● TASK BRIEF:
Provide the data again in its entirety, exactly as given.

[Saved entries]
┄┄┄┄┄┄┄┄┄┄

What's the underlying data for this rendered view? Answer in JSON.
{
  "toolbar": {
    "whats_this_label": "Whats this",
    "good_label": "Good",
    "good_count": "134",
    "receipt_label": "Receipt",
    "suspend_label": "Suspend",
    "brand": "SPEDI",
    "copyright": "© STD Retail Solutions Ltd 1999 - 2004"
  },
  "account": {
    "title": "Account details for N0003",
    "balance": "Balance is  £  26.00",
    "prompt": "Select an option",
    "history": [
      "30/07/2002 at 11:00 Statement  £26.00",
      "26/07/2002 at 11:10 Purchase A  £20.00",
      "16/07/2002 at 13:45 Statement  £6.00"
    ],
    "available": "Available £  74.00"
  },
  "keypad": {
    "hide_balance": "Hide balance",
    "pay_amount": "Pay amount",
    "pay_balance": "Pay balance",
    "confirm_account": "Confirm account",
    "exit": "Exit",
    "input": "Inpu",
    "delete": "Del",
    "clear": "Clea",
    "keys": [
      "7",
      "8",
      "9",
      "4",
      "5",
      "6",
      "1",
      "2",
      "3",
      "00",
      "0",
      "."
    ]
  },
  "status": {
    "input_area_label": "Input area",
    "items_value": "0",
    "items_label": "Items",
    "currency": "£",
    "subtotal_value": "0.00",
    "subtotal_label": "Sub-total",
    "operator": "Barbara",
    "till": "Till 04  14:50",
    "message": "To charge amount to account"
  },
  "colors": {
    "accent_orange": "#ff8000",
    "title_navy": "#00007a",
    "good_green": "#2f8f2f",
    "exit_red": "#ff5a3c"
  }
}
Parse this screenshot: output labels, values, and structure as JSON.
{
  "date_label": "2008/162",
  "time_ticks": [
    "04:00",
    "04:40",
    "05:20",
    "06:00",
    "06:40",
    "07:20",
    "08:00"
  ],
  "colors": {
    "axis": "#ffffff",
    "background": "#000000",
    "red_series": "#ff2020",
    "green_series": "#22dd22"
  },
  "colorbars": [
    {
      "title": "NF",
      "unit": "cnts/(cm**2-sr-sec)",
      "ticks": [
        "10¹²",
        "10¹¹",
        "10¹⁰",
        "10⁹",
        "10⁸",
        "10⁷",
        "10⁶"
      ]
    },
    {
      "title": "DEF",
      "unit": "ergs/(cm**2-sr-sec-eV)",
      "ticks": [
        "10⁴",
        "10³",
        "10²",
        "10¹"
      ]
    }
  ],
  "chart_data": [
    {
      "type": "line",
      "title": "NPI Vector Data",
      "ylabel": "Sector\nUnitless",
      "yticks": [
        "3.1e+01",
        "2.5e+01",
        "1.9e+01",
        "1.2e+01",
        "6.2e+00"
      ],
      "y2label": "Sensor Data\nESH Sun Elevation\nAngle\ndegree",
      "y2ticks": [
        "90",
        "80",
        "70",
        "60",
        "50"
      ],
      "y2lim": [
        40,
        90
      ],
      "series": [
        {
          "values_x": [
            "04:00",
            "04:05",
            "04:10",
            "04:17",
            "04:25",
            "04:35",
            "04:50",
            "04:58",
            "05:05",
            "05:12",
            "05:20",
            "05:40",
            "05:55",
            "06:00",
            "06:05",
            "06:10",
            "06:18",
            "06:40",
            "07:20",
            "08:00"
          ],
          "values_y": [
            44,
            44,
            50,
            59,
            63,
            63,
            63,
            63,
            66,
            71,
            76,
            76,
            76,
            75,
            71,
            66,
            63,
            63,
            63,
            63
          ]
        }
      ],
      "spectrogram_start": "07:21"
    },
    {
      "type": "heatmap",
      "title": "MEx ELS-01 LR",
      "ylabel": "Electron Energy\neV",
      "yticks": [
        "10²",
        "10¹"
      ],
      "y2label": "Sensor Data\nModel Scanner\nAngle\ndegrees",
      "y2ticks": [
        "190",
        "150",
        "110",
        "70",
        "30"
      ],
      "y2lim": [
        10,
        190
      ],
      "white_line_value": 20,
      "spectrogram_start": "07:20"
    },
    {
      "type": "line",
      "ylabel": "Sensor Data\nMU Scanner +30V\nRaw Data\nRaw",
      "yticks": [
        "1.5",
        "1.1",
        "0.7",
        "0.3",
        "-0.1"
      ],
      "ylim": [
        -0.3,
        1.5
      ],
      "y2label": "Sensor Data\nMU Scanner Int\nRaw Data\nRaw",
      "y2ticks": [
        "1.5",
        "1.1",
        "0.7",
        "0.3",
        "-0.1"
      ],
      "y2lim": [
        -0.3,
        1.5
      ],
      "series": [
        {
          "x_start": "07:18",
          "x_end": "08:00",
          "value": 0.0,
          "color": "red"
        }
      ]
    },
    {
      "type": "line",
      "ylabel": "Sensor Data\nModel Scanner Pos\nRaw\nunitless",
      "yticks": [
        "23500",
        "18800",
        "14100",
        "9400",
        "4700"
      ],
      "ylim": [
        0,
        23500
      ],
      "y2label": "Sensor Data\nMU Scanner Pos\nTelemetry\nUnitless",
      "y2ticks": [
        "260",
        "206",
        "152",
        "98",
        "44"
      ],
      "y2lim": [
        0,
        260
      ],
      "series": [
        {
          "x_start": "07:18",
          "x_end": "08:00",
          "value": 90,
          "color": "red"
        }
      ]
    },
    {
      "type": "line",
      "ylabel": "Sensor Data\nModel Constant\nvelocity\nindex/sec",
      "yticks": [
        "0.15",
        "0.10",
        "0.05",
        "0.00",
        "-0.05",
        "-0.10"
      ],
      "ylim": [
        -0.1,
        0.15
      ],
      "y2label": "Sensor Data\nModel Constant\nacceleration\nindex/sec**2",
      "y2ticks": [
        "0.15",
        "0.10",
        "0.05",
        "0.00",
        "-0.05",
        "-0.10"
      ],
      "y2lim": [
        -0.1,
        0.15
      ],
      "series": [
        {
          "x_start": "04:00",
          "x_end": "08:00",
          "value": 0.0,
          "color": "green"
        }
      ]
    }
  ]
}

┄┄┄┄┄┄┄┄┄┄

● IN RESPONSE:
What's the underlying data for this rendered view? Answer in JSON.
{
  "toolbar": {
    "whats_this_label": "Whats this",
    "good_label": "Good",
    "good_count": "134",
    "receipt_label": "Receipt",
    "suspend_label": "Suspend",
    "brand": "SPEDI",
    "copyright": "© STD Retail Solutions Ltd 1999 - 2004"
  },
  "account": {
    "title": "Account details for N0003",
    "balance": "Balance is  £  26.00",
    "prompt": "Select an option",
    "history": [
      "30/07/2002 at 11:00 Statement  £26.00",
      "26/07/2002 at 11:10 Purchase A  £20.00",
      "16/07/2002 at 13:45 Statement  £6.00"
    ],
    "available": "Available £  74.00"
  },
  "keypad": {
    "hide_balance": "Hide balance",
    "pay_amount": "Pay amount",
    "pay_balance": "Pay balance",
    "confirm_account": "Confirm account",
    "exit": "Exit",
    "input": "Inpu",
    "delete": "Del",
    "clear": "Clea",
    "keys": [
      "7",
      "8",
      "9",
      "4",
      "5",
      "6",
      "1",
      "2",
      "3",
      "00",
      "0",
      "."
    ]
  },
  "status": {
    "input_area_label": "Input area",
    "items_value": "0",
    "items_label": "Items",
    "currency": "£",
    "subtotal_value": "0.00",
    "subtotal_label": "Sub-total",
    "operator": "Barbara",
    "till": "Till 04  14:50",
    "message": "To charge amount to account"
  },
  "colors": {
    "accent_orange": "#ff8000",
    "title_navy": "#00007a",
    "good_green": "#2f8f2f",
    "exit_red": "#ff5a3c"
  }
}
Parse this screenshot: output labels, values, and structure as JSON.
{
  "date_label": "2008/162",
  "time_ticks": [
    "04:00",
    "04:40",
    "05:20",
    "06:00",
    "06:40",
    "07:20",
    "08:00"
  ],
  "colors": {
    "axis": "#ffffff",
    "background": "#000000",
    "red_series": "#ff2020",
    "green_series": "#22dd22"
  },
  "colorbars": [
    {
      "title": "NF",
      "unit": "cnts/(cm**2-sr-sec)",
      "ticks": [
        "10¹²",
        "10¹¹",
        "10¹⁰",
        "10⁹",
        "10⁸",
        "10⁷",
        "10⁶"
      ]
    },
    {
      "title": "DEF",
      "unit": "ergs/(cm**2-sr-sec-eV)",
      "ticks": [
        "10⁴",
        "10³",
        "10²",
        "10¹"
      ]
    }
  ],
  "chart_data": [
    {
      "type": "line",
      "title": "NPI Vector Data",
      "ylabel": "Sector\nUnitless",
      "yticks": [
        "3.1e+01",
        "2.5e+01",
        "1.9e+01",
        "1.2e+01",
        "6.2e+00"
      ],
      "y2label": "Sensor Data\nESH Sun Elevation\nAngle\ndegree",
      "y2ticks": [
        "90",
        "80",
        "70",
        "60",
        "50"
      ],
      "y2lim": [
        40,
        90
      ],
      "series": [
        {
          "values_x": [
            "04:00",
            "04:05",
            "04:10",
            "04:17",
            "04:25",
            "04:35",
            "04:50",
            "04:58",
            "05:05",
            "05:12",
            "05:20",
            "05:40",
            "05:55",
            "06:00",
            "06:05",
            "06:10",
            "06:18",
            "06:40",
            "07:20",
            "08:00"
          ],
          "values_y": [
            44,
            44,
            50,
            59,
            63,
            63,
            63,
            63,
            66,
            71,
            76,
            76,
            76,
            75,
            71,
            66,
            63,
            63,
            63,
            63
          ]
        }
      ],
      "spectrogram_start": "07:21"
    },
    {
      "type": "heatmap",
      "title": "MEx ELS-01 LR",
      "ylabel": "Electron Energy\neV",
      "yticks": [
        "10²",
        "10¹"
      ],
      "y2label": "Sensor Data\nModel Scanner\nAngle\ndegrees",
      "y2ticks": [
        "190",
        "150",
        "110",
        "70",
        "30"
      ],
      "y2lim": [
        10,
        190
      ],
      "white_line_value": 20,
      "spectrogram_start": "07:20"
    },
    {
      "type": "line",
      "ylabel": "Sensor Data\nMU Scanner +30V\nRaw Data\nRaw",
      "yticks": [
        "1.5",
        "1.1",
        "0.7",
        "0.3",
        "-0.1"
      ],
      "ylim": [
        -0.3,
        1.5
      ],
      "y2label": "Sensor Data\nMU Scanner Int\nRaw Data\nRaw",
      "y2ticks": [
        "1.5",
        "1.1",
        "0.7",
        "0.3",
        "-0.1"
      ],
      "y2lim": [
        -0.3,
        1.5
      ],
      "series": [
        {
          "x_start": "07:18",
          "x_end": "08:00",
          "value": 0.0,
          "color": "red"
        }
      ]
    },
    {
      "type": "line",
      "ylabel": "Sensor Data\nModel Scanner Pos\nRaw\nunitless",
      "yticks": [
        "23500",
        "18800",
        "14100",
        "9400",
        "4700"
      ],
      "ylim": [
        0,
        23500
      ],
      "y2label": "Sensor Data\nMU Scanner Pos\nTelemetry\nUnitless",
      "y2ticks": [
        "260",
        "206",
        "152",
        "98",
        "44"
      ],
      "y2lim": [
        0,
        260
      ],
      "series": [
        {
          "x_start": "07:18",
          "x_end": "08:00",
          "value": 90,
          "color": "red"
        }
      ]
    },
    {
      "type": "line",
      "ylabel": "Sensor Data\nModel Constant\nvelocity\nindex/sec",
      "yticks": [
        "0.15",
        "0.10",
        "0.05",
        "0.00",
        "-0.05",
        "-0.10"
      ],
      "ylim": [
        -0.1,
        0.15
      ],
      "y2label": "Sensor Data\nModel Constant\nacceleration\nindex/sec**2",
      "y2ticks": [
        "0.15",
        "0.10",
        "0.05",
        "0.00",
        "-0.05",
        "-0.10"
      ],
      "y2lim": [
        -0.1,
        0.15
      ],
      "series": [
        {
          "x_start": "04:00",
          "x_end": "08:00",
          "value": 0.0,
          "color": "green"
        }
      ]
    }
  ]
}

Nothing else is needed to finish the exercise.